Tally the lines below that contain the word "государственного", and give only that number.
::::::::
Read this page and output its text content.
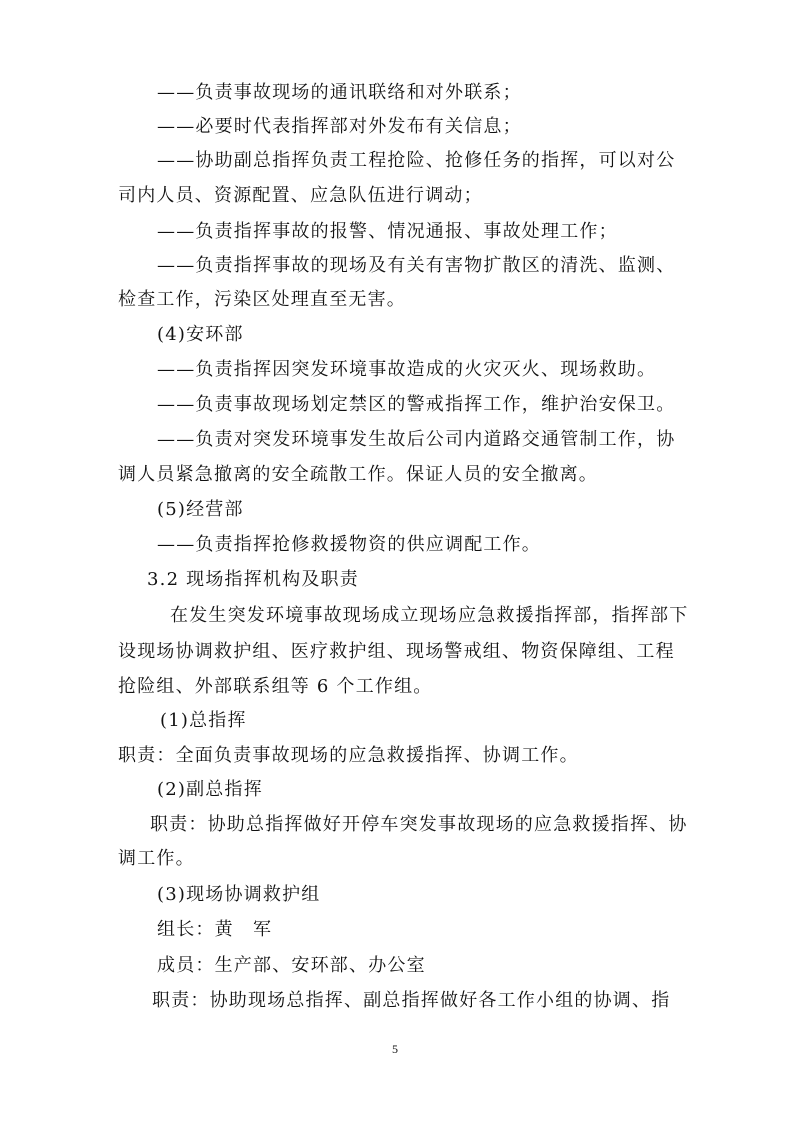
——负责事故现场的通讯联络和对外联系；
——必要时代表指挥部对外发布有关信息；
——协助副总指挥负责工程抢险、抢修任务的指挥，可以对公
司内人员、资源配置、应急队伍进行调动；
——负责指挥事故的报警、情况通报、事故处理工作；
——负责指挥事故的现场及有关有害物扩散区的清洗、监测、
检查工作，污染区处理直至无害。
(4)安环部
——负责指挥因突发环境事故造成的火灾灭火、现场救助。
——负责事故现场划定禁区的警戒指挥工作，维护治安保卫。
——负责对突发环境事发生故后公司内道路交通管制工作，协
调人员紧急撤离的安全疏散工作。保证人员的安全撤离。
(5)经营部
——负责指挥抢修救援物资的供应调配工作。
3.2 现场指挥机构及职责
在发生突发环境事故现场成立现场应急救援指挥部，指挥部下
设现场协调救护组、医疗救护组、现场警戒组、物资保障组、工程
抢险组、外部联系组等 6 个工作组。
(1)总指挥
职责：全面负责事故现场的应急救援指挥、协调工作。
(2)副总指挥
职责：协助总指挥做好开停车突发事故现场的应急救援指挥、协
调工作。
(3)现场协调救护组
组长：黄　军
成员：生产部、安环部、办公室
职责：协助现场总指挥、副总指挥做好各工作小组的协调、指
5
::::::::
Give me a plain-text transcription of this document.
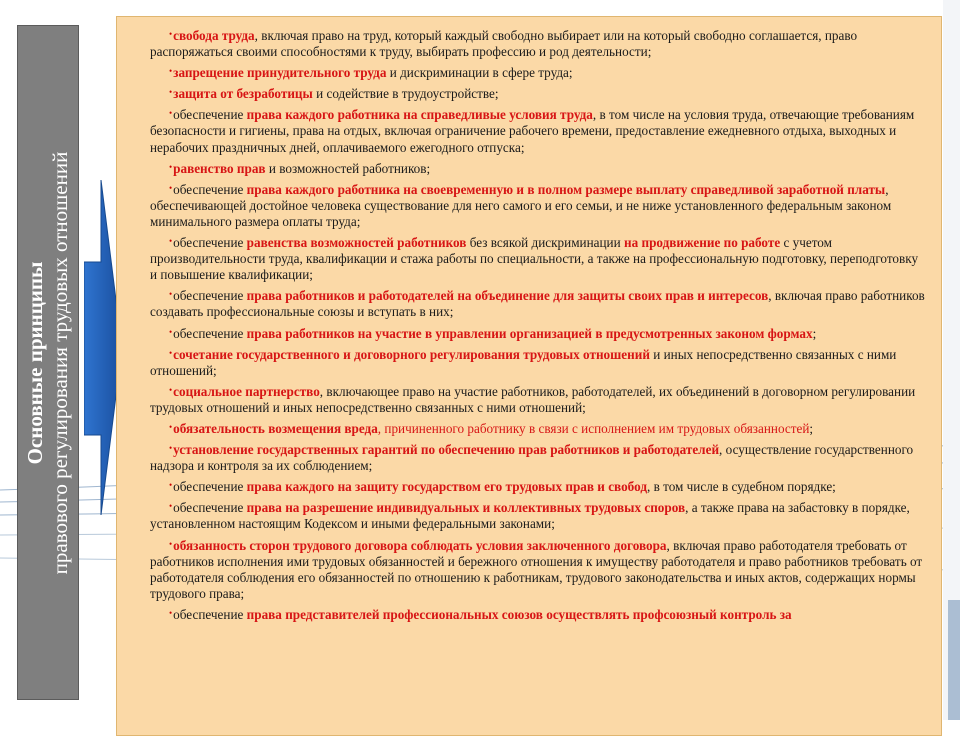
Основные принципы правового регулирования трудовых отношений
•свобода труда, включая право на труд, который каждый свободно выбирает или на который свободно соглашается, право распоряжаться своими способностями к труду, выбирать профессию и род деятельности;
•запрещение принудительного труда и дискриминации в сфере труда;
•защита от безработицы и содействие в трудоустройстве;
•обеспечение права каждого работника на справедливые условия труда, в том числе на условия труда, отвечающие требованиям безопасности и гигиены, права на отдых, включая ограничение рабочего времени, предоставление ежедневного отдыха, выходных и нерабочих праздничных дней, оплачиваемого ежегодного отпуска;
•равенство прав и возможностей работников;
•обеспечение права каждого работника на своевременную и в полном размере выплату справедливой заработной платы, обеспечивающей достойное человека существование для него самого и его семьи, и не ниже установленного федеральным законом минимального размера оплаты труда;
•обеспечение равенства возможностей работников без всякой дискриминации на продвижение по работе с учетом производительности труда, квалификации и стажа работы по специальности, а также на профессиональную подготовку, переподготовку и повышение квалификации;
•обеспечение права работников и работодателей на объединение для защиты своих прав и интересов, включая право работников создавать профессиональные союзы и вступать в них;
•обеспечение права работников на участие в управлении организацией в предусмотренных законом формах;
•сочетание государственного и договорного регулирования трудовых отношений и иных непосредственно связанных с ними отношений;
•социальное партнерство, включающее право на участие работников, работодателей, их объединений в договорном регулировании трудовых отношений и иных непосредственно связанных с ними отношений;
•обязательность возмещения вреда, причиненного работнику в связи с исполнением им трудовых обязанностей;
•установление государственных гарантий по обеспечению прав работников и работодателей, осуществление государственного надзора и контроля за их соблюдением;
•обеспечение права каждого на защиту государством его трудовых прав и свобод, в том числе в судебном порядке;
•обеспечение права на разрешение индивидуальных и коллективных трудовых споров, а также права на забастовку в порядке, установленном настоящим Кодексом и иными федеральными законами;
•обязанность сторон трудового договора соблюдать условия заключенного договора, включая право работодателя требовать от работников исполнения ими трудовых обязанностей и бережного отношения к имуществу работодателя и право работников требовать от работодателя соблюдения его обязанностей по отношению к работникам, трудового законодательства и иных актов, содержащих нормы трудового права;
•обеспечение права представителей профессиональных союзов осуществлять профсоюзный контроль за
::::::::
Exercise result -
2